Data excerpts
--------

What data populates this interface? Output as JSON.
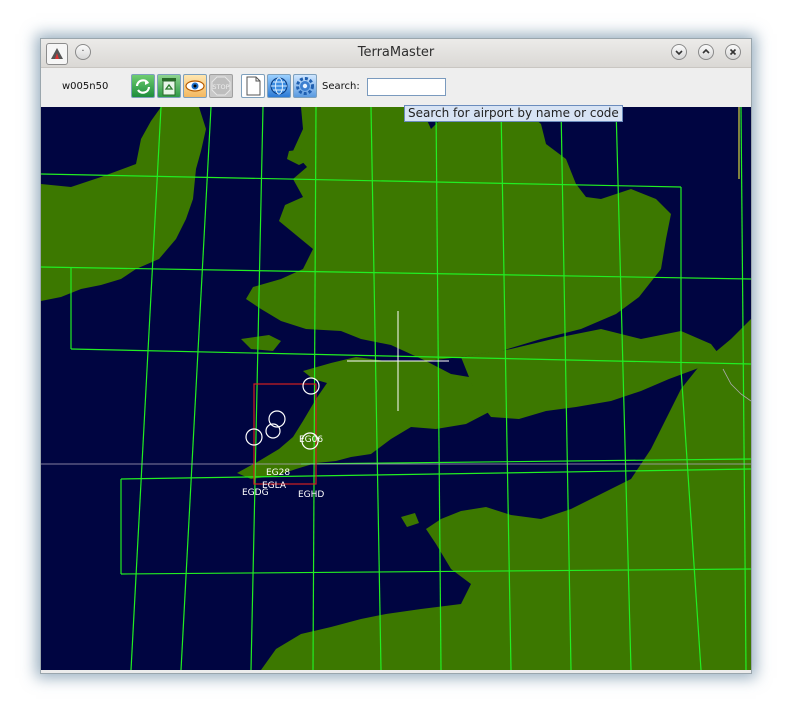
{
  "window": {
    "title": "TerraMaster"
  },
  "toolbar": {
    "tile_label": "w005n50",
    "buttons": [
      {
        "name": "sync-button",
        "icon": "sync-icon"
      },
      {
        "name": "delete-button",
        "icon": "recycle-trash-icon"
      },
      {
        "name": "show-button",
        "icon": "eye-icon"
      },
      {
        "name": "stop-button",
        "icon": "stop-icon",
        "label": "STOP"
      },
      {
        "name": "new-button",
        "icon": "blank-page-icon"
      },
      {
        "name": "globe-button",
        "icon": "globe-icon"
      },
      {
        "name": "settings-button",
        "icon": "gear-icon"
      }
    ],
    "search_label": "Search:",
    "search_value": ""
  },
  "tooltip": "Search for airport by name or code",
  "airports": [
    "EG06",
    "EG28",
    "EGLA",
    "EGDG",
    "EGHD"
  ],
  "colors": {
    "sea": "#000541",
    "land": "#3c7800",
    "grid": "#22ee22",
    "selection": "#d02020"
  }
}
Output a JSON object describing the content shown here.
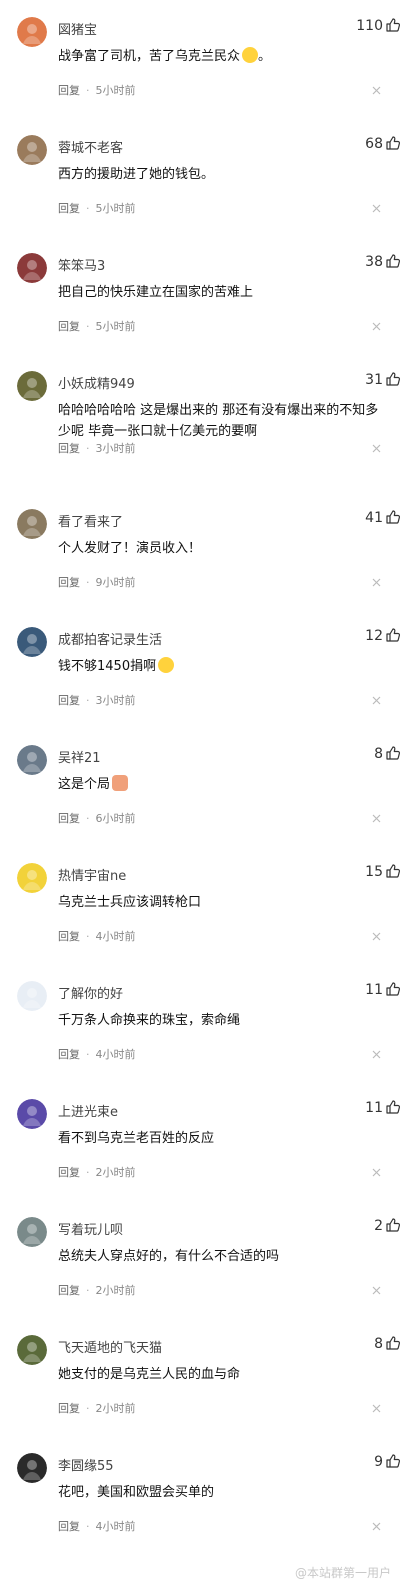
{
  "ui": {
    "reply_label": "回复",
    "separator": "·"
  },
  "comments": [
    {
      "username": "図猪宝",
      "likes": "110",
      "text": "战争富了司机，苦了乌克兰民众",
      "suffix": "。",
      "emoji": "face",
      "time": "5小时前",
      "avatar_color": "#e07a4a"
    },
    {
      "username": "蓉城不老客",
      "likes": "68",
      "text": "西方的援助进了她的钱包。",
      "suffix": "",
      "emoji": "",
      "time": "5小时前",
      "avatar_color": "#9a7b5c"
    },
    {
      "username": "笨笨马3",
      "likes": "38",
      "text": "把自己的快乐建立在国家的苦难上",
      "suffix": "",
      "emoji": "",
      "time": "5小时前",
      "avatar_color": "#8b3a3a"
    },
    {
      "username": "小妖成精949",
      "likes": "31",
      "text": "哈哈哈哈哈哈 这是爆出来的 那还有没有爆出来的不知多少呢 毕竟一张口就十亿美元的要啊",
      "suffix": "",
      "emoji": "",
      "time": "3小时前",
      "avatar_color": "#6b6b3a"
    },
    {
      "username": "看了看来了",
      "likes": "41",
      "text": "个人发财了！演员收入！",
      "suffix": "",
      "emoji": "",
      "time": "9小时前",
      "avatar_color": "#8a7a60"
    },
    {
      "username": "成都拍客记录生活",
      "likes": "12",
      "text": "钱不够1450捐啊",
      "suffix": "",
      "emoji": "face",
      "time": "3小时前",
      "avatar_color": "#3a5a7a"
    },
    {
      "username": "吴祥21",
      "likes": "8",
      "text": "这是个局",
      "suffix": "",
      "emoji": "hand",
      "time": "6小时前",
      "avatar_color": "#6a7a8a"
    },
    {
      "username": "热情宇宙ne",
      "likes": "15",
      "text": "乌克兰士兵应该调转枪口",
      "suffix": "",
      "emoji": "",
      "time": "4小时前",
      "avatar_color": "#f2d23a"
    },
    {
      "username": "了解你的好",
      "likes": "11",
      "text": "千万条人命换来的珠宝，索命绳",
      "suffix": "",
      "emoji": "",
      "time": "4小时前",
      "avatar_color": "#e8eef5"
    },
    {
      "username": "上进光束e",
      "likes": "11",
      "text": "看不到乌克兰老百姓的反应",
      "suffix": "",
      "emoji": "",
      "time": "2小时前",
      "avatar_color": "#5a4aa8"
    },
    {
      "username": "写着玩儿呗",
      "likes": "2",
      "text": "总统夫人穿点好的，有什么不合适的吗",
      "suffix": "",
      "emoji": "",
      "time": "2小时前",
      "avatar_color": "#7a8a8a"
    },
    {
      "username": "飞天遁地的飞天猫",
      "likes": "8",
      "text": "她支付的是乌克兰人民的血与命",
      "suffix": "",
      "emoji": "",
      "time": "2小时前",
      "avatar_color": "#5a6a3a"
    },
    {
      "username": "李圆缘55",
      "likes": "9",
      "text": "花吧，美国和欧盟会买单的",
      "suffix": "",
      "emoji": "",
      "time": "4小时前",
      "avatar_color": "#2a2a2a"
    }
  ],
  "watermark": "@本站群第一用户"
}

--------

Exercise requirements
Return the full material word for word. Do not include the pictures.

Expected answer
What data populates this interface? Output as JSON.
{
  "window": {
    "title": "TerraMaster"
  },
  "toolbar": {
    "tile_label": "w005n50",
    "buttons": [
      {
        "name": "sync-button",
        "icon": "sync-icon"
      },
      {
        "name": "delete-button",
        "icon": "recycle-trash-icon"
      },
      {
        "name": "show-button",
        "icon": "eye-icon"
      },
      {
        "name": "stop-button",
        "icon": "stop-icon",
        "label": "STOP"
      },
      {
        "name": "new-button",
        "icon": "blank-page-icon"
      },
      {
        "name": "globe-button",
        "icon": "globe-icon"
      },
      {
        "name": "settings-button",
        "icon": "gear-icon"
      }
    ],
    "search_label": "Search:",
    "search_value": ""
  },
  "tooltip": "Search for airport by name or code",
  "airports": [
    "EG06",
    "EG28",
    "EGLA",
    "EGDG",
    "EGHD"
  ],
  "colors": {
    "sea": "#000541",
    "land": "#3c7800",
    "grid": "#22ee22",
    "selection": "#d02020"
  }
}
Output a JSON object describing the content shown here.
{
  "ui": {
    "reply_label": "回复",
    "separator": "·"
  },
  "comments": [
    {
      "username": "図猪宝",
      "likes": "110",
      "text": "战争富了司机，苦了乌克兰民众",
      "suffix": "。",
      "emoji": "face",
      "time": "5小时前",
      "avatar_color": "#e07a4a"
    },
    {
      "username": "蓉城不老客",
      "likes": "68",
      "text": "西方的援助进了她的钱包。",
      "suffix": "",
      "emoji": "",
      "time": "5小时前",
      "avatar_color": "#9a7b5c"
    },
    {
      "username": "笨笨马3",
      "likes": "38",
      "text": "把自己的快乐建立在国家的苦难上",
      "suffix": "",
      "emoji": "",
      "time": "5小时前",
      "avatar_color": "#8b3a3a"
    },
    {
      "username": "小妖成精949",
      "likes": "31",
      "text": "哈哈哈哈哈哈 这是爆出来的 那还有没有爆出来的不知多少呢 毕竟一张口就十亿美元的要啊",
      "suffix": "",
      "emoji": "",
      "time": "3小时前",
      "avatar_color": "#6b6b3a"
    },
    {
      "username": "看了看来了",
      "likes": "41",
      "text": "个人发财了！演员收入！",
      "suffix": "",
      "emoji": "",
      "time": "9小时前",
      "avatar_color": "#8a7a60"
    },
    {
      "username": "成都拍客记录生活",
      "likes": "12",
      "text": "钱不够1450捐啊",
      "suffix": "",
      "emoji": "face",
      "time": "3小时前",
      "avatar_color": "#3a5a7a"
    },
    {
      "username": "吴祥21",
      "likes": "8",
      "text": "这是个局",
      "suffix": "",
      "emoji": "hand",
      "time": "6小时前",
      "avatar_color": "#6a7a8a"
    },
    {
      "username": "热情宇宙ne",
      "likes": "15",
      "text": "乌克兰士兵应该调转枪口",
      "suffix": "",
      "emoji": "",
      "time": "4小时前",
      "avatar_color": "#f2d23a"
    },
    {
      "username": "了解你的好",
      "likes": "11",
      "text": "千万条人命换来的珠宝，索命绳",
      "suffix": "",
      "emoji": "",
      "time": "4小时前",
      "avatar_color": "#e8eef5"
    },
    {
      "username": "上进光束e",
      "likes": "11",
      "text": "看不到乌克兰老百姓的反应",
      "suffix": "",
      "emoji": "",
      "time": "2小时前",
      "avatar_color": "#5a4aa8"
    },
    {
      "username": "写着玩儿呗",
      "likes": "2",
      "text": "总统夫人穿点好的，有什么不合适的吗",
      "suffix": "",
      "emoji": "",
      "time": "2小时前",
      "avatar_color": "#7a8a8a"
    },
    {
      "username": "飞天遁地的飞天猫",
      "likes": "8",
      "text": "她支付的是乌克兰人民的血与命",
      "suffix": "",
      "emoji": "",
      "time": "2小时前",
      "avatar_color": "#5a6a3a"
    },
    {
      "username": "李圆缘55",
      "likes": "9",
      "text": "花吧，美国和欧盟会买单的",
      "suffix": "",
      "emoji": "",
      "time": "4小时前",
      "avatar_color": "#2a2a2a"
    }
  ],
  "watermark": "@本站群第一用户"
}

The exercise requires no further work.